start MATERIAL FOR THIS EXERCISE

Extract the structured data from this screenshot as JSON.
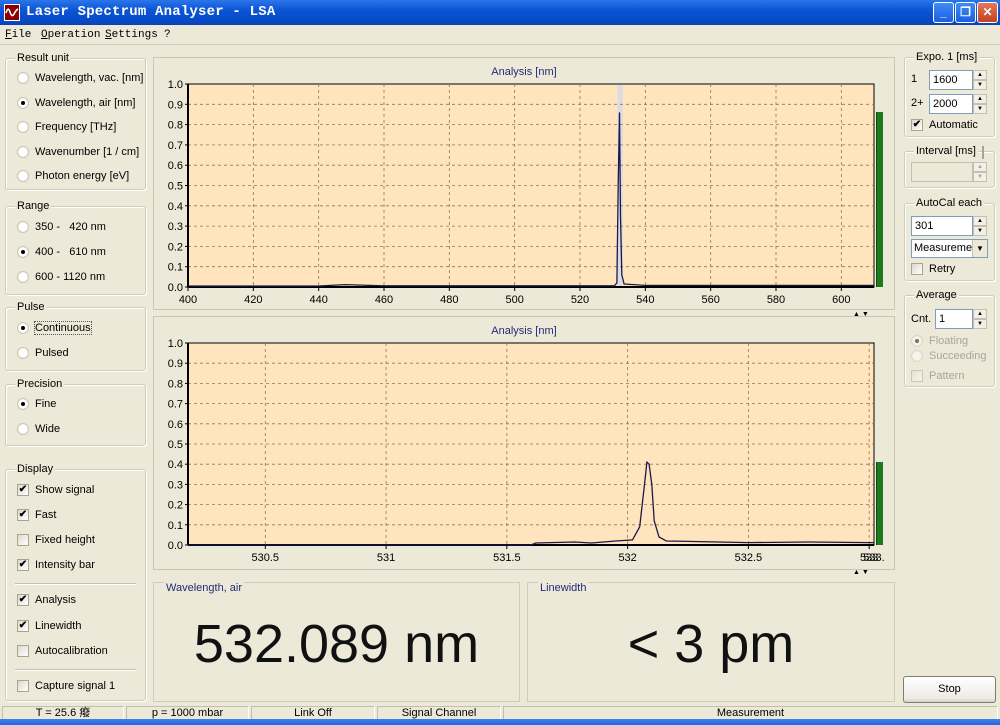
{
  "window": {
    "title": "Laser Spectrum Analyser - LSA",
    "controls": [
      "minimize",
      "restore",
      "close"
    ]
  },
  "menu": [
    "File",
    "Operation",
    "Settings",
    "?"
  ],
  "left_panel": {
    "result_unit": {
      "label": "Result unit",
      "options": [
        {
          "label": "Wavelength, vac.  [nm]",
          "selected": false
        },
        {
          "label": "Wavelength, air  [nm]",
          "selected": true
        },
        {
          "label": "Frequency  [THz]",
          "selected": false
        },
        {
          "label": "Wavenumber  [1 / cm]",
          "selected": false
        },
        {
          "label": "Photon energy  [eV]",
          "selected": false
        }
      ]
    },
    "range": {
      "label": "Range",
      "options": [
        {
          "label": "350 -   420 nm",
          "selected": false
        },
        {
          "label": "400 -   610 nm",
          "selected": true
        },
        {
          "label": "600 - 1120 nm",
          "selected": false
        }
      ]
    },
    "pulse": {
      "label": "Pulse",
      "options": [
        {
          "label": "Continuous",
          "selected": true
        },
        {
          "label": "Pulsed",
          "selected": false
        }
      ]
    },
    "precision": {
      "label": "Precision",
      "options": [
        {
          "label": "Fine",
          "selected": true
        },
        {
          "label": "Wide",
          "selected": false
        }
      ]
    },
    "display": {
      "label": "Display",
      "options": [
        {
          "label": "Show signal",
          "checked": true
        },
        {
          "label": "Fast",
          "checked": true
        },
        {
          "label": "Fixed height",
          "checked": false
        },
        {
          "label": "Intensity bar",
          "checked": true
        },
        {
          "label": "Analysis",
          "checked": true
        },
        {
          "label": "Linewidth",
          "checked": true
        },
        {
          "label": "Autocalibration",
          "checked": false
        },
        {
          "label": "Capture signal 1",
          "checked": false
        }
      ]
    }
  },
  "right_panel": {
    "expo": {
      "label": "Expo. 1  [ms]",
      "row1_label": "1",
      "row1_value": "1600",
      "row2_label": "2+",
      "row2_value": "2000",
      "automatic_label": "Automatic",
      "automatic_checked": true
    },
    "interval": {
      "label": "Interval [ms]",
      "enabled": false,
      "value": ""
    },
    "autocal": {
      "label": "AutoCal each",
      "value": "301",
      "mode": "Measurement",
      "mode_display": "Measuremer",
      "retry_label": "Retry",
      "retry_checked": false
    },
    "average": {
      "label": "Average",
      "cnt_label": "Cnt.",
      "cnt_value": "1",
      "floating_label": "Floating",
      "succeeding_label": "Succeeding",
      "pattern_label": "Pattern"
    },
    "stop_label": "Stop"
  },
  "results": {
    "wavelength_label": "Wavelength,  air",
    "wavelength_value": "532.089 nm",
    "linewidth_label": "Linewidth",
    "linewidth_value": "< 3 pm"
  },
  "status": {
    "temperature": "T = 25.6 癈",
    "pressure": "p = 1000 mbar",
    "link": "Link Off",
    "channel": "Signal Channel",
    "mode": "Measurement"
  },
  "chart_data": [
    {
      "type": "line",
      "title": "Analysis  [nm]",
      "xlabel": "",
      "ylabel": "",
      "xlim": [
        400,
        610
      ],
      "ylim": [
        0,
        1.0
      ],
      "grid": true,
      "x_ticks": [
        "400",
        "420",
        "440",
        "460",
        "480",
        "500",
        "520",
        "540",
        "560",
        "580",
        "600"
      ],
      "y_ticks": [
        "0.0",
        "0.1",
        "0.2",
        "0.3",
        "0.4",
        "0.5",
        "0.6",
        "0.7",
        "0.8",
        "0.9",
        "1.0"
      ],
      "highlight_range": [
        531.5,
        533.1
      ],
      "intensity_level": 0.86,
      "series": [
        {
          "name": "signal",
          "peak_x": 532.09,
          "peak_y": 0.86,
          "x": [
            400,
            420,
            440,
            448,
            460,
            480,
            500,
            520,
            530.5,
            531.3,
            531.7,
            532.09,
            532.4,
            532.8,
            533.5,
            540,
            560,
            580,
            600,
            610
          ],
          "y": [
            0.005,
            0.005,
            0.005,
            0.012,
            0.006,
            0.006,
            0.006,
            0.006,
            0.006,
            0.02,
            0.5,
            0.86,
            0.35,
            0.06,
            0.015,
            0.008,
            0.008,
            0.008,
            0.008,
            0.008
          ]
        }
      ]
    },
    {
      "type": "line",
      "title": "Analysis  [nm]",
      "xlabel": "",
      "ylabel": "",
      "xlim": [
        530.18,
        533.02
      ],
      "ylim": [
        0,
        1.0
      ],
      "grid": true,
      "x_ticks": [
        "530.5",
        "531",
        "531.5",
        "532",
        "532.5",
        "533"
      ],
      "x_tick_last_label": "533.",
      "y_ticks": [
        "0.0",
        "0.1",
        "0.2",
        "0.3",
        "0.4",
        "0.5",
        "0.6",
        "0.7",
        "0.8",
        "0.9",
        "1.0"
      ],
      "intensity_level": 0.41,
      "series": [
        {
          "name": "signal",
          "peak_x": 532.089,
          "peak_y": 0.41,
          "x": [
            530.18,
            531.0,
            531.6,
            531.62,
            531.78,
            531.85,
            531.95,
            532.02,
            532.05,
            532.07,
            532.08,
            532.089,
            532.1,
            532.11,
            532.13,
            532.16,
            532.25,
            532.5,
            532.75,
            533.0,
            533.02
          ],
          "y": [
            0.0,
            0.0,
            0.0,
            0.01,
            0.015,
            0.01,
            0.02,
            0.025,
            0.09,
            0.3,
            0.41,
            0.4,
            0.3,
            0.12,
            0.04,
            0.02,
            0.018,
            0.012,
            0.015,
            0.012,
            0.012
          ]
        }
      ]
    }
  ]
}
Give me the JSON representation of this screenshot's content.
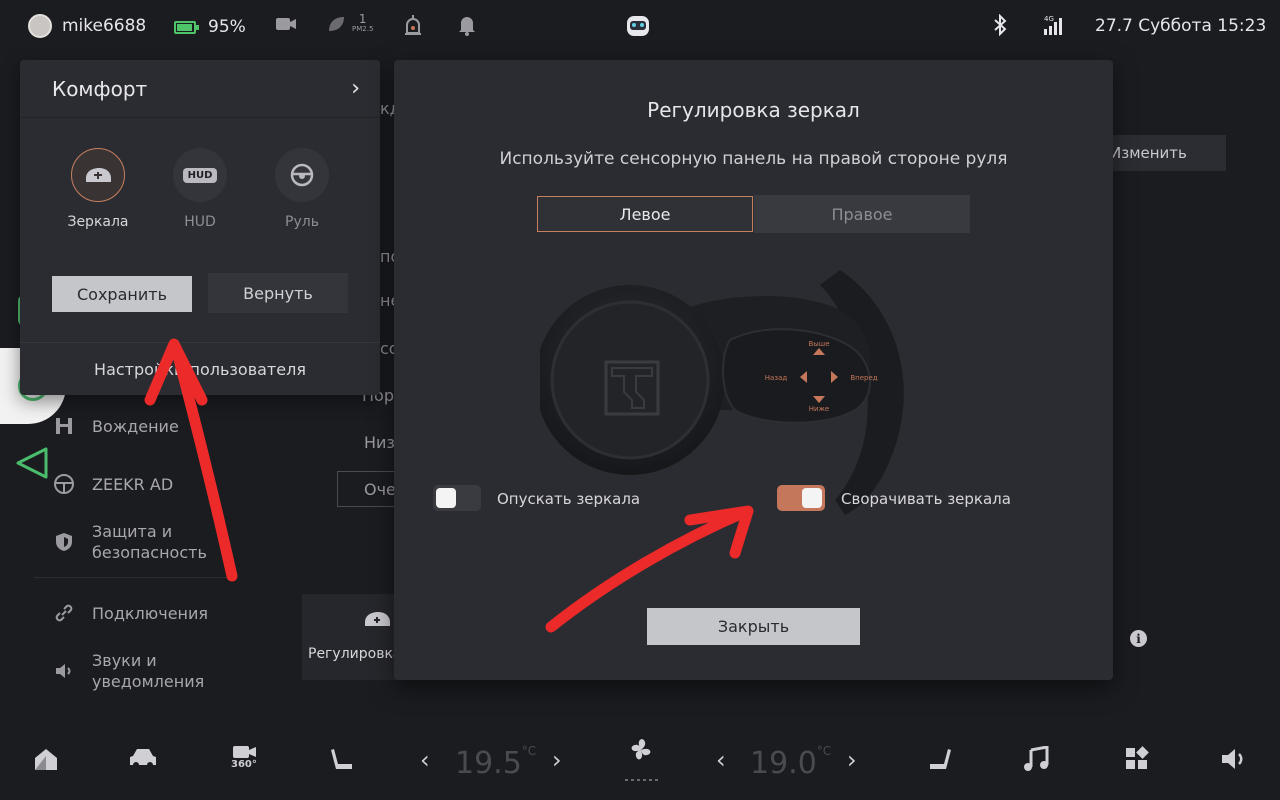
{
  "status_bar": {
    "username": "mike6688",
    "battery": "95%",
    "pm_value": "1",
    "pm_label": "PM2.5",
    "network": "4G",
    "datetime": "27.7 Суббота 15:23"
  },
  "background": {
    "button_change": "Изменить",
    "partial_labels": [
      "кд",
      "по",
      "не",
      "со",
      "Пор",
      "Низ"
    ],
    "outline_button": "Оче",
    "card_label": "Регулировка",
    "menu": [
      {
        "label": "Вождение",
        "icon": "drive-icon"
      },
      {
        "label": "ZEEKR AD",
        "icon": "steering-icon"
      },
      {
        "label": "Защита и безопасность",
        "icon": "shield-icon"
      },
      {
        "label": "Подключения",
        "icon": "link-icon"
      },
      {
        "label": "Звуки и уведомления",
        "icon": "speaker-icon"
      }
    ]
  },
  "comfort_panel": {
    "title": "Комфорт",
    "actions": [
      {
        "label": "Зеркала",
        "icon": "mirror-icon",
        "active": true
      },
      {
        "label": "HUD",
        "icon": "hud-icon",
        "active": false
      },
      {
        "label": "Руль",
        "icon": "steering-wheel-icon",
        "active": false
      }
    ],
    "hud_chip": "HUD",
    "save_label": "Сохранить",
    "return_label": "Вернуть",
    "user_settings_label": "Настройки пользователя"
  },
  "mirror_dialog": {
    "title": "Регулировка зеркал",
    "subtitle": "Используйте сенсорную панель на правой стороне руля",
    "segment_left": "Левое",
    "segment_right": "Правое",
    "dpad": {
      "up": "Выше",
      "down": "Ниже",
      "left": "Назад",
      "right": "Вперед"
    },
    "toggle_lower": {
      "label": "Опускать зеркала",
      "on": false
    },
    "toggle_fold": {
      "label": "Сворачивать зеркала",
      "on": true
    },
    "close_label": "Закрыть",
    "accent_color": "#c4775a"
  },
  "bottom_bar": {
    "temp_left": "19.5",
    "temp_right": "19.0",
    "temp_unit": "°C",
    "camera_label": "360°"
  }
}
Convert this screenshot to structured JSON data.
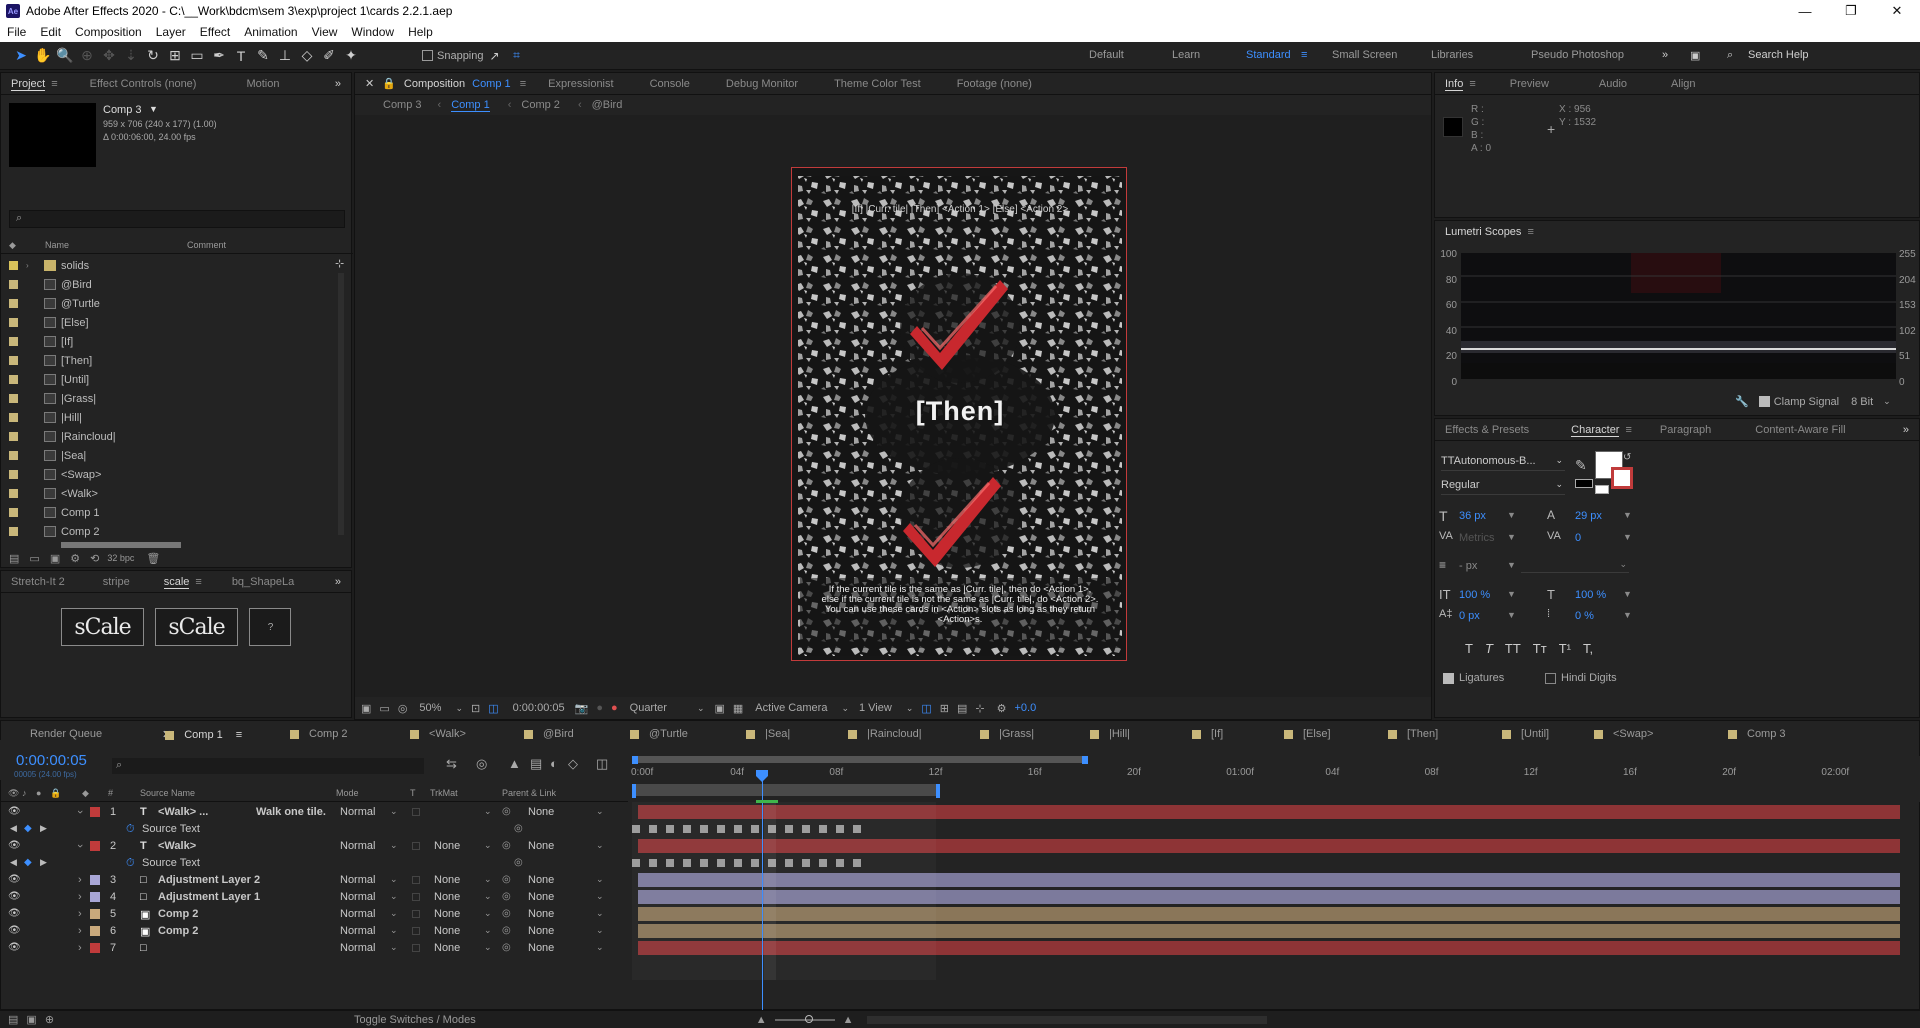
{
  "window": {
    "title": "Adobe After Effects 2020 - C:\\__Work\\bdcm\\sem 3\\exp\\project 1\\cards 2.2.1.aep",
    "app_icon": "Ae",
    "minimize": "—",
    "maximize": "❐",
    "close": "✕"
  },
  "menu": [
    "File",
    "Edit",
    "Composition",
    "Layer",
    "Effect",
    "Animation",
    "View",
    "Window",
    "Help"
  ],
  "toolbar": {
    "snapping_label": "Snapping",
    "workspaces": [
      "Default",
      "Learn",
      "Standard",
      "Small Screen",
      "Libraries",
      "Pseudo Photoshop"
    ],
    "active_workspace": "Standard",
    "search_placeholder": "Search Help"
  },
  "project_panel": {
    "tabs": [
      "Project",
      "Effect Controls (none)",
      "Motion"
    ],
    "selected_item": {
      "name": "Comp 3",
      "dimensions": "959 x 706  (240 x 177) (1.00)",
      "duration": "Δ 0:00:06:00, 24.00 fps"
    },
    "search_placeholder": "",
    "columns": [
      "Name",
      "Comment"
    ],
    "items": [
      {
        "name": "solids",
        "type": "folder",
        "color": "#d9c35a"
      },
      {
        "name": "@Bird",
        "type": "comp",
        "color": "#c9b77a"
      },
      {
        "name": "@Turtle",
        "type": "comp",
        "color": "#c9b77a"
      },
      {
        "name": "[Else]",
        "type": "comp",
        "color": "#c9b77a"
      },
      {
        "name": "[If]",
        "type": "comp",
        "color": "#c9b77a"
      },
      {
        "name": "[Then]",
        "type": "comp",
        "color": "#c9b77a"
      },
      {
        "name": "[Until]",
        "type": "comp",
        "color": "#c9b77a"
      },
      {
        "name": "|Grass|",
        "type": "comp",
        "color": "#c9b77a"
      },
      {
        "name": "|Hill|",
        "type": "comp",
        "color": "#c9b77a"
      },
      {
        "name": "|Raincloud|",
        "type": "comp",
        "color": "#c9b77a"
      },
      {
        "name": "|Sea|",
        "type": "comp",
        "color": "#c9b77a"
      },
      {
        "name": "<Swap>",
        "type": "comp",
        "color": "#c9b77a"
      },
      {
        "name": "<Walk>",
        "type": "comp",
        "color": "#c9b77a"
      },
      {
        "name": "Comp 1",
        "type": "comp",
        "color": "#c9b77a"
      },
      {
        "name": "Comp 2",
        "type": "comp",
        "color": "#c9b77a"
      }
    ],
    "bpc": "32 bpc"
  },
  "scripts_panel": {
    "tabs": [
      "Stretch-It 2",
      "stripe",
      "scale",
      "bq_ShapeLa"
    ],
    "buttons": [
      "sCale",
      "sCale",
      "?"
    ]
  },
  "comp_panel": {
    "tabs": [
      "Composition",
      "Expressionist",
      "Console",
      "Debug Monitor",
      "Theme Color Test",
      "Footage (none)"
    ],
    "active_comp": "Comp 1",
    "breadcrumbs": [
      "Comp 3",
      "Comp 1",
      "Comp 2",
      "@Bird"
    ],
    "canvas": {
      "top_text": "[If] |Curr. tile| [Then] <Action 1> [Else] <Action 2>",
      "center_text": "[Then]",
      "bottom_text": "If the current tile is the same as |Curr. tile|, then do <Action 1>, else if the current tile is not the same as |Curr. tile|, do <Action 2>. You can use these cards in <Action> slots as long as they return <Action>s."
    },
    "footer": {
      "zoom": "50%",
      "timecode": "0:00:00:05",
      "resolution": "Quarter",
      "camera": "Active Camera",
      "views": "1 View",
      "exposure": "+0.0"
    }
  },
  "info_panel": {
    "tabs": [
      "Info",
      "Preview",
      "Audio",
      "Align"
    ],
    "r": "R :",
    "g": "G :",
    "b": "B :",
    "a": "A :  0",
    "x": "X : 956",
    "y": "Y : 1532"
  },
  "lumetri": {
    "title": "Lumetri Scopes",
    "left_scale": [
      "100",
      "80",
      "60",
      "40",
      "20",
      "0"
    ],
    "right_scale": [
      "255",
      "204",
      "153",
      "102",
      "51",
      "0"
    ],
    "clamp_label": "Clamp Signal",
    "bit_depth": "8 Bit"
  },
  "character_panel": {
    "tabs": [
      "Effects & Presets",
      "Character",
      "Paragraph",
      "Content-Aware Fill"
    ],
    "font": "TTAutonomous-B...",
    "style": "Regular",
    "font_size": "36 px",
    "leading": "29 px",
    "kerning": "Metrics",
    "tracking": "0",
    "stroke_width": "- px",
    "vscale": "100 %",
    "hscale": "100 %",
    "baseline": "0 px",
    "tsume": "0 %",
    "ligatures_label": "Ligatures",
    "hindi_label": "Hindi Digits",
    "style_buttons": [
      "T",
      "T",
      "TT",
      "Tт",
      "T¹",
      "T,"
    ]
  },
  "timeline": {
    "tabs": [
      "Render Queue",
      "Comp 1",
      "Comp 2",
      "<Walk>",
      "@Bird",
      "@Turtle",
      "|Sea|",
      "|Raincloud|",
      "|Grass|",
      "|Hill|",
      "[If]",
      "[Else]",
      "[Then]",
      "[Until]",
      "<Swap>",
      "Comp 3"
    ],
    "active_tab": "Comp 1",
    "timecode": "0:00:00:05",
    "fps_note": "00005 (24.00 fps)",
    "columns": [
      "#",
      "Source Name",
      "Mode",
      "T",
      "TrkMat",
      "Parent & Link"
    ],
    "ruler": [
      "0:00f",
      "04f",
      "08f",
      "12f",
      "16f",
      "20f",
      "01:00f",
      "04f",
      "08f",
      "12f",
      "16f",
      "20f",
      "02:00f"
    ],
    "layers": [
      {
        "num": "1",
        "type": "T",
        "name": "<Walk> ...",
        "extra": "Walk one tile.",
        "mode": "Normal",
        "trkmat": "",
        "parent": "None",
        "color": "#c03b3b",
        "bar": "#8e3436",
        "expanded": true
      },
      {
        "num": "",
        "type": "prop",
        "name": "Source Text",
        "mode": "",
        "trkmat": "",
        "parent": "",
        "color": "",
        "bar": "keys"
      },
      {
        "num": "2",
        "type": "T",
        "name": "<Walk>",
        "extra": "",
        "mode": "Normal",
        "trkmat": "None",
        "parent": "None",
        "color": "#c03b3b",
        "bar": "#8e3436",
        "expanded": true
      },
      {
        "num": "",
        "type": "prop",
        "name": "Source Text",
        "mode": "",
        "trkmat": "",
        "parent": "",
        "color": "",
        "bar": "keys"
      },
      {
        "num": "3",
        "type": "adj",
        "name": "Adjustment Layer 2",
        "extra": "",
        "mode": "Normal",
        "trkmat": "None",
        "parent": "None",
        "color": "#a8a6d6",
        "bar": "#7c7a9c"
      },
      {
        "num": "4",
        "type": "adj",
        "name": "Adjustment Layer 1",
        "extra": "",
        "mode": "Normal",
        "trkmat": "None",
        "parent": "None",
        "color": "#a8a6d6",
        "bar": "#7c7a9c"
      },
      {
        "num": "5",
        "type": "comp",
        "name": "Comp 2",
        "extra": "",
        "mode": "Normal",
        "trkmat": "None",
        "parent": "None",
        "color": "#c9a97c",
        "bar": "#8a7659"
      },
      {
        "num": "6",
        "type": "comp",
        "name": "Comp 2",
        "extra": "",
        "mode": "Normal",
        "trkmat": "None",
        "parent": "None",
        "color": "#c9a97c",
        "bar": "#8a7659"
      },
      {
        "num": "7",
        "type": "solid",
        "name": "",
        "extra": "",
        "mode": "Normal",
        "trkmat": "None",
        "parent": "None",
        "color": "#c03b3b",
        "bar": "#8e3436"
      }
    ],
    "footer_label": "Toggle Switches / Modes"
  }
}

end MATERIAL FOR THIS EXERCISE

--- WRITTEN REQUEST ---
Report only the number of lines in the listing that contain the word "steering".

--- SOLUTION TO THE PROBLEM ---
2